* RECORD EXTRACTS *
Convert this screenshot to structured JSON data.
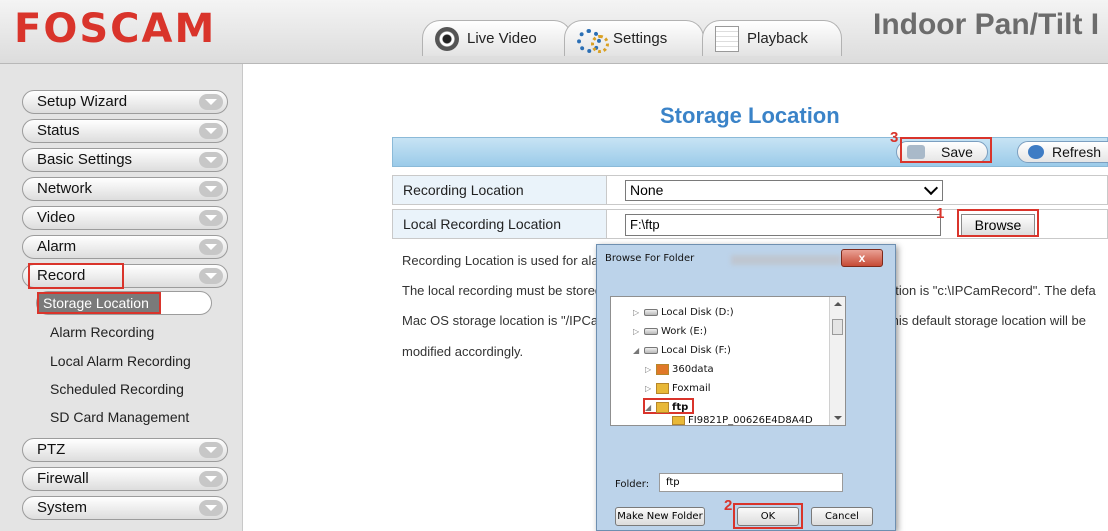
{
  "header": {
    "logo": "FOSCAM",
    "product": "Indoor Pan/Tilt I",
    "tabs": [
      {
        "label": "Live Video",
        "icon": "eye-icon"
      },
      {
        "label": "Settings",
        "icon": "gear-icon"
      },
      {
        "label": "Playback",
        "icon": "calendar-icon"
      }
    ]
  },
  "sidebar": {
    "items": [
      {
        "label": "Setup Wizard"
      },
      {
        "label": "Status"
      },
      {
        "label": "Basic Settings"
      },
      {
        "label": "Network"
      },
      {
        "label": "Video"
      },
      {
        "label": "Alarm"
      },
      {
        "label": "Record",
        "expanded": true
      },
      {
        "label": "PTZ"
      },
      {
        "label": "Firewall"
      },
      {
        "label": "System"
      }
    ],
    "record_subitems": [
      {
        "label": "Storage Location",
        "active": true
      },
      {
        "label": "Alarm Recording"
      },
      {
        "label": "Local Alarm Recording"
      },
      {
        "label": "Scheduled Recording"
      },
      {
        "label": "SD Card Management"
      }
    ]
  },
  "main": {
    "title": "Storage Location",
    "toolbar": {
      "save_label": "Save",
      "refresh_label": "Refresh"
    },
    "fields": [
      {
        "label": "Recording Location",
        "value": "None",
        "type": "select"
      },
      {
        "label": "Local Recording Location",
        "value": "F:\\ftp",
        "type": "text",
        "button": "Browse"
      }
    ],
    "paragraph": [
      "Recording Location is used for ala",
      "The local recording must be stored",
      "Mac OS storage location is \"/IPCa",
      "modified accordingly."
    ],
    "paragraph_right": [
      "ation is \"c:\\IPCamRecord\". The defa",
      "this default storage location will be"
    ]
  },
  "steps": {
    "one": "1",
    "two": "2",
    "three": "3"
  },
  "dialog": {
    "title": "Browse For Folder",
    "close_label": "x",
    "tree": [
      {
        "label": "Local Disk (D:)",
        "icon": "drive-icon",
        "expander": "▷"
      },
      {
        "label": "Work (E:)",
        "icon": "drive-icon",
        "expander": "▷"
      },
      {
        "label": "Local Disk (F:)",
        "icon": "drive-icon",
        "expander": "◢"
      },
      {
        "label": "360data",
        "icon": "folder-icon",
        "expander": "▷"
      },
      {
        "label": "Foxmail",
        "icon": "folder-icon",
        "expander": "▷"
      },
      {
        "label": "ftp",
        "icon": "folder-icon",
        "expander": "◢",
        "selected": true
      },
      {
        "label": "FI9821P_00626E4D8A4D",
        "icon": "folder-icon",
        "expander": ""
      }
    ],
    "folder_label": "Folder:",
    "folder_value": "ftp",
    "new_folder_label": "Make New Folder",
    "ok_label": "OK",
    "cancel_label": "Cancel"
  },
  "colors": {
    "brand": "#d9342b",
    "accent": "#3a83c8",
    "highlight": "#d9342b"
  }
}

* WRITTEN REQUEST *
In the entries above, find lines with "true" and copy each.

* EXERCISE RESPONSE *
        "expanded": true
        "active": true
        "selected": true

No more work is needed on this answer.